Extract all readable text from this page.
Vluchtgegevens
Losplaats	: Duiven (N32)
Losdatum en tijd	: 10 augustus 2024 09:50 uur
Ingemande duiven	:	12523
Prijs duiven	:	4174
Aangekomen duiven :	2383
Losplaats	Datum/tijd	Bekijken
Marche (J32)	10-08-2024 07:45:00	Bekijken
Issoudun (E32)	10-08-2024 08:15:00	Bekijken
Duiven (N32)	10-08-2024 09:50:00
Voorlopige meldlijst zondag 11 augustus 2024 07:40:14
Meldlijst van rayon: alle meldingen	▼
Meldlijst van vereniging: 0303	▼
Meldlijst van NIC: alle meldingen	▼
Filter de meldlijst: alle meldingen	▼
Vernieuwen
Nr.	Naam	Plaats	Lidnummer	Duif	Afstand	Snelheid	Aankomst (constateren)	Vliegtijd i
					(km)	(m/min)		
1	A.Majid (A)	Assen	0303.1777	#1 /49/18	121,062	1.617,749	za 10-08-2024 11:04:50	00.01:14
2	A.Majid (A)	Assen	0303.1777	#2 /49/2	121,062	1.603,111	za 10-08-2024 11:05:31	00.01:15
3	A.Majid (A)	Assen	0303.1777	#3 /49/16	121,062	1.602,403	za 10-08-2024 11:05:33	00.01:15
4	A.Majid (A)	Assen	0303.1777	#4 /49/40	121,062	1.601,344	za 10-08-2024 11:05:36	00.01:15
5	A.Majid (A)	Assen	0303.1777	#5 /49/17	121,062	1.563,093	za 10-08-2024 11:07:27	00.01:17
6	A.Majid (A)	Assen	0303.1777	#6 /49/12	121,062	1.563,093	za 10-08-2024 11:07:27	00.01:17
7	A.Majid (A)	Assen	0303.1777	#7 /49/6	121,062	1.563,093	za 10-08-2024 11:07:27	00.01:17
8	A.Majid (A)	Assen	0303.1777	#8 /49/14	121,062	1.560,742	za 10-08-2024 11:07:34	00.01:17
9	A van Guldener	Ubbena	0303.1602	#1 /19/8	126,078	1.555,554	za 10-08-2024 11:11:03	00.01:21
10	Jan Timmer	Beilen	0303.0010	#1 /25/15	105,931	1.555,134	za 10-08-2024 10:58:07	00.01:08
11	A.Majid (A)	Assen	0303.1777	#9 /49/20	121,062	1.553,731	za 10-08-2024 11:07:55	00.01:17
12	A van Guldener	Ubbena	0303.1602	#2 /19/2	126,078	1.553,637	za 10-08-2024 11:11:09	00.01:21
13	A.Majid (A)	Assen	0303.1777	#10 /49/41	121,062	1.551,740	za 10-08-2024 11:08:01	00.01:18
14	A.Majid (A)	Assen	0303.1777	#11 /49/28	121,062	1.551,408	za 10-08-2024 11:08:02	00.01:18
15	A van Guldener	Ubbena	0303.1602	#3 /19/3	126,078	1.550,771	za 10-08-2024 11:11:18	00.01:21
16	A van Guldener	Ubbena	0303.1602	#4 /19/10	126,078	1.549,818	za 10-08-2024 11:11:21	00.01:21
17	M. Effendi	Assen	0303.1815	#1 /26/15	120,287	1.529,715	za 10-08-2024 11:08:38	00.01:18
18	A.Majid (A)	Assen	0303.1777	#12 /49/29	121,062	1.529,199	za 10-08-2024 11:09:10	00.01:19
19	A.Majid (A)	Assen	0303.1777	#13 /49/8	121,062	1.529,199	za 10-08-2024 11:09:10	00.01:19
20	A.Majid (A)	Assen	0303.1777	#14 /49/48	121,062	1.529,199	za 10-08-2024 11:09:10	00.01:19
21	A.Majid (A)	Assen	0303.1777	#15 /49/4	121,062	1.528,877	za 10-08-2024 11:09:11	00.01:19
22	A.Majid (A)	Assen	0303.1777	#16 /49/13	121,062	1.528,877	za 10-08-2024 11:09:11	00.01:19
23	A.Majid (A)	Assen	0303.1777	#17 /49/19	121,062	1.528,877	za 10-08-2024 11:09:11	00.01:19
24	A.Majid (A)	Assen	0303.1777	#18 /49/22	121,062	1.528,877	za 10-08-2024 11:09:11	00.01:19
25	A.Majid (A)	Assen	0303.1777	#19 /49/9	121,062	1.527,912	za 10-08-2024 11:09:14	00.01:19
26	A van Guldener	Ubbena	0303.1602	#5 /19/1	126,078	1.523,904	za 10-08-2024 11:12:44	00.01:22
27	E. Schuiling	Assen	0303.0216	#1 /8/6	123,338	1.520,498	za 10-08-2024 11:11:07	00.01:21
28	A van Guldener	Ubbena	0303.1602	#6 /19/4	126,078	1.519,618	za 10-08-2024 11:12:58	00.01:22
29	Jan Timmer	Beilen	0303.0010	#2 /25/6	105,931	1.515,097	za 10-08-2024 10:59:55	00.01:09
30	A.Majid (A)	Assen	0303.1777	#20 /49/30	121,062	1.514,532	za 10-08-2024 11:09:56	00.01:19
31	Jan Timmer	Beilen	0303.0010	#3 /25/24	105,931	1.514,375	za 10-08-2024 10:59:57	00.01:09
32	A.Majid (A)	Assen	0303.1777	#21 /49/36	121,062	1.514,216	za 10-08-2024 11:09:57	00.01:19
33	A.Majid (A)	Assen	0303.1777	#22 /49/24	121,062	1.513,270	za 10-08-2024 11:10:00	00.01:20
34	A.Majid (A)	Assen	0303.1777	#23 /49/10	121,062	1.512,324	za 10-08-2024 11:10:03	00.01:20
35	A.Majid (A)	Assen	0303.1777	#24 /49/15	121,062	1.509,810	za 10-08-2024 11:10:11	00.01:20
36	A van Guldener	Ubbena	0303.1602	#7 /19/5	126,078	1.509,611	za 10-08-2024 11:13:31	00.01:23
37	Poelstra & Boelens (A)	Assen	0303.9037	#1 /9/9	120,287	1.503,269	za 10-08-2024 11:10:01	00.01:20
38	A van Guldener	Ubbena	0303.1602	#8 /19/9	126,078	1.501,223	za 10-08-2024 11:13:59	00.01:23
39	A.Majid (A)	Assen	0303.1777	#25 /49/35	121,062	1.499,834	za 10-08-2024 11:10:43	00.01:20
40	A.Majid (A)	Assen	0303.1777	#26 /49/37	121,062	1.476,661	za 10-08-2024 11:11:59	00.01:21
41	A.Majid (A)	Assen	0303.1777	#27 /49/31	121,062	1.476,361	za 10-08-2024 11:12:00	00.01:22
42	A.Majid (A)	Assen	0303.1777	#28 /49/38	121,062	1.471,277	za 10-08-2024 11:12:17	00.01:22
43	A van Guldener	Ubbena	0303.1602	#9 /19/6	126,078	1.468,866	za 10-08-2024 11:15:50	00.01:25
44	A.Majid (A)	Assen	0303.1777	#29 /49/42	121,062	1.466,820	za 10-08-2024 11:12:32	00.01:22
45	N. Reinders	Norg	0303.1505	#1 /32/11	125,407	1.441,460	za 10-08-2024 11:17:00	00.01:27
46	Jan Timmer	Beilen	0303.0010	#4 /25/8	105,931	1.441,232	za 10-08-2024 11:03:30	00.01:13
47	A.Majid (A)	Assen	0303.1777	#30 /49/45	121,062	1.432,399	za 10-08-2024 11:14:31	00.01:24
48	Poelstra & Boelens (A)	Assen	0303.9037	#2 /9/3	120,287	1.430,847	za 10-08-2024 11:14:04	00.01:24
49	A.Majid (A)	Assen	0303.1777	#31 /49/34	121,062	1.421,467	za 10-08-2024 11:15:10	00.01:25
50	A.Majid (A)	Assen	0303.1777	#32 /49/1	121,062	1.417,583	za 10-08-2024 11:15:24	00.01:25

DESCRIPTION OF THE TASK
Each line of the listing above should be output exactly.

RESPONSE FOR THIS EXERCISE
Extract all readable text from this page.
Vluchtgegevens
Losplaats	: Duiven (N32)
Losdatum en tijd	: 10 augustus 2024 09:50 uur
Ingemande duiven	:	12523
Prijs duiven	:	4174
Aangekomen duiven :	2383
Losplaats	Datum/tijd	Bekijken
Marche (J32)	10-08-2024 07:45:00	Bekijken
Issoudun (E32)	10-08-2024 08:15:00	Bekijken
Duiven (N32)	10-08-2024 09:50:00
Voorlopige meldlijst zondag 11 augustus 2024 07:40:14
Meldlijst van rayon: alle meldingen	▼
Meldlijst van vereniging: 0303	▼
Meldlijst van NIC: alle meldingen	▼
Filter de meldlijst: alle meldingen	▼
Vernieuwen
Nr.	Naam	Plaats	Lidnummer	Duif	Afstand	Snelheid	Aankomst (constateren)	Vliegtijd i
					(km)	(m/min)		
1	A.Majid (A)	Assen	0303.1777	#1 /49/18	121,062	1.617,749	za 10-08-2024 11:04:50	00.01:14
2	A.Majid (A)	Assen	0303.1777	#2 /49/2	121,062	1.603,111	za 10-08-2024 11:05:31	00.01:15
3	A.Majid (A)	Assen	0303.1777	#3 /49/16	121,062	1.602,403	za 10-08-2024 11:05:33	00.01:15
4	A.Majid (A)	Assen	0303.1777	#4 /49/40	121,062	1.601,344	za 10-08-2024 11:05:36	00.01:15
5	A.Majid (A)	Assen	0303.1777	#5 /49/17	121,062	1.563,093	za 10-08-2024 11:07:27	00.01:17
6	A.Majid (A)	Assen	0303.1777	#6 /49/12	121,062	1.563,093	za 10-08-2024 11:07:27	00.01:17
7	A.Majid (A)	Assen	0303.1777	#7 /49/6	121,062	1.563,093	za 10-08-2024 11:07:27	00.01:17
8	A.Majid (A)	Assen	0303.1777	#8 /49/14	121,062	1.560,742	za 10-08-2024 11:07:34	00.01:17
9	A van Guldener	Ubbena	0303.1602	#1 /19/8	126,078	1.555,554	za 10-08-2024 11:11:03	00.01:21
10	Jan Timmer	Beilen	0303.0010	#1 /25/15	105,931	1.555,134	za 10-08-2024 10:58:07	00.01:08
11	A.Majid (A)	Assen	0303.1777	#9 /49/20	121,062	1.553,731	za 10-08-2024 11:07:55	00.01:17
12	A van Guldener	Ubbena	0303.1602	#2 /19/2	126,078	1.553,637	za 10-08-2024 11:11:09	00.01:21
13	A.Majid (A)	Assen	0303.1777	#10 /49/41	121,062	1.551,740	za 10-08-2024 11:08:01	00.01:18
14	A.Majid (A)	Assen	0303.1777	#11 /49/28	121,062	1.551,408	za 10-08-2024 11:08:02	00.01:18
15	A van Guldener	Ubbena	0303.1602	#3 /19/3	126,078	1.550,771	za 10-08-2024 11:11:18	00.01:21
16	A van Guldener	Ubbena	0303.1602	#4 /19/10	126,078	1.549,818	za 10-08-2024 11:11:21	00.01:21
17	M. Effendi	Assen	0303.1815	#1 /26/15	120,287	1.529,715	za 10-08-2024 11:08:38	00.01:18
18	A.Majid (A)	Assen	0303.1777	#12 /49/29	121,062	1.529,199	za 10-08-2024 11:09:10	00.01:19
19	A.Majid (A)	Assen	0303.1777	#13 /49/8	121,062	1.529,199	za 10-08-2024 11:09:10	00.01:19
20	A.Majid (A)	Assen	0303.1777	#14 /49/48	121,062	1.529,199	za 10-08-2024 11:09:10	00.01:19
21	A.Majid (A)	Assen	0303.1777	#15 /49/4	121,062	1.528,877	za 10-08-2024 11:09:11	00.01:19
22	A.Majid (A)	Assen	0303.1777	#16 /49/13	121,062	1.528,877	za 10-08-2024 11:09:11	00.01:19
23	A.Majid (A)	Assen	0303.1777	#17 /49/19	121,062	1.528,877	za 10-08-2024 11:09:11	00.01:19
24	A.Majid (A)	Assen	0303.1777	#18 /49/22	121,062	1.528,877	za 10-08-2024 11:09:11	00.01:19
25	A.Majid (A)	Assen	0303.1777	#19 /49/9	121,062	1.527,912	za 10-08-2024 11:09:14	00.01:19
26	A van Guldener	Ubbena	0303.1602	#5 /19/1	126,078	1.523,904	za 10-08-2024 11:12:44	00.01:22
27	E. Schuiling	Assen	0303.0216	#1 /8/6	123,338	1.520,498	za 10-08-2024 11:11:07	00.01:21
28	A van Guldener	Ubbena	0303.1602	#6 /19/4	126,078	1.519,618	za 10-08-2024 11:12:58	00.01:22
29	Jan Timmer	Beilen	0303.0010	#2 /25/6	105,931	1.515,097	za 10-08-2024 10:59:55	00.01:09
30	A.Majid (A)	Assen	0303.1777	#20 /49/30	121,062	1.514,532	za 10-08-2024 11:09:56	00.01:19
31	Jan Timmer	Beilen	0303.0010	#3 /25/24	105,931	1.514,375	za 10-08-2024 10:59:57	00.01:09
32	A.Majid (A)	Assen	0303.1777	#21 /49/36	121,062	1.514,216	za 10-08-2024 11:09:57	00.01:19
33	A.Majid (A)	Assen	0303.1777	#22 /49/24	121,062	1.513,270	za 10-08-2024 11:10:00	00.01:20
34	A.Majid (A)	Assen	0303.1777	#23 /49/10	121,062	1.512,324	za 10-08-2024 11:10:03	00.01:20
35	A.Majid (A)	Assen	0303.1777	#24 /49/15	121,062	1.509,810	za 10-08-2024 11:10:11	00.01:20
36	A van Guldener	Ubbena	0303.1602	#7 /19/5	126,078	1.509,611	za 10-08-2024 11:13:31	00.01:23
37	Poelstra & Boelens (A)	Assen	0303.9037	#1 /9/9	120,287	1.503,269	za 10-08-2024 11:10:01	00.01:20
38	A van Guldener	Ubbena	0303.1602	#8 /19/9	126,078	1.501,223	za 10-08-2024 11:13:59	00.01:23
39	A.Majid (A)	Assen	0303.1777	#25 /49/35	121,062	1.499,834	za 10-08-2024 11:10:43	00.01:20
40	A.Majid (A)	Assen	0303.1777	#26 /49/37	121,062	1.476,661	za 10-08-2024 11:11:59	00.01:21
41	A.Majid (A)	Assen	0303.1777	#27 /49/31	121,062	1.476,361	za 10-08-2024 11:12:00	00.01:22
42	A.Majid (A)	Assen	0303.1777	#28 /49/38	121,062	1.471,277	za 10-08-2024 11:12:17	00.01:22
43	A van Guldener	Ubbena	0303.1602	#9 /19/6	126,078	1.468,866	za 10-08-2024 11:15:50	00.01:25
44	A.Majid (A)	Assen	0303.1777	#29 /49/42	121,062	1.466,820	za 10-08-2024 11:12:32	00.01:22
45	N. Reinders	Norg	0303.1505	#1 /32/11	125,407	1.441,460	za 10-08-2024 11:17:00	00.01:27
46	Jan Timmer	Beilen	0303.0010	#4 /25/8	105,931	1.441,232	za 10-08-2024 11:03:30	00.01:13
47	A.Majid (A)	Assen	0303.1777	#30 /49/45	121,062	1.432,399	za 10-08-2024 11:14:31	00.01:24
48	Poelstra & Boelens (A)	Assen	0303.9037	#2 /9/3	120,287	1.430,847	za 10-08-2024 11:14:04	00.01:24
49	A.Majid (A)	Assen	0303.1777	#31 /49/34	121,062	1.421,467	za 10-08-2024 11:15:10	00.01:25
50	A.Majid (A)	Assen	0303.1777	#32 /49/1	121,062	1.417,583	za 10-08-2024 11:15:24	00.01:25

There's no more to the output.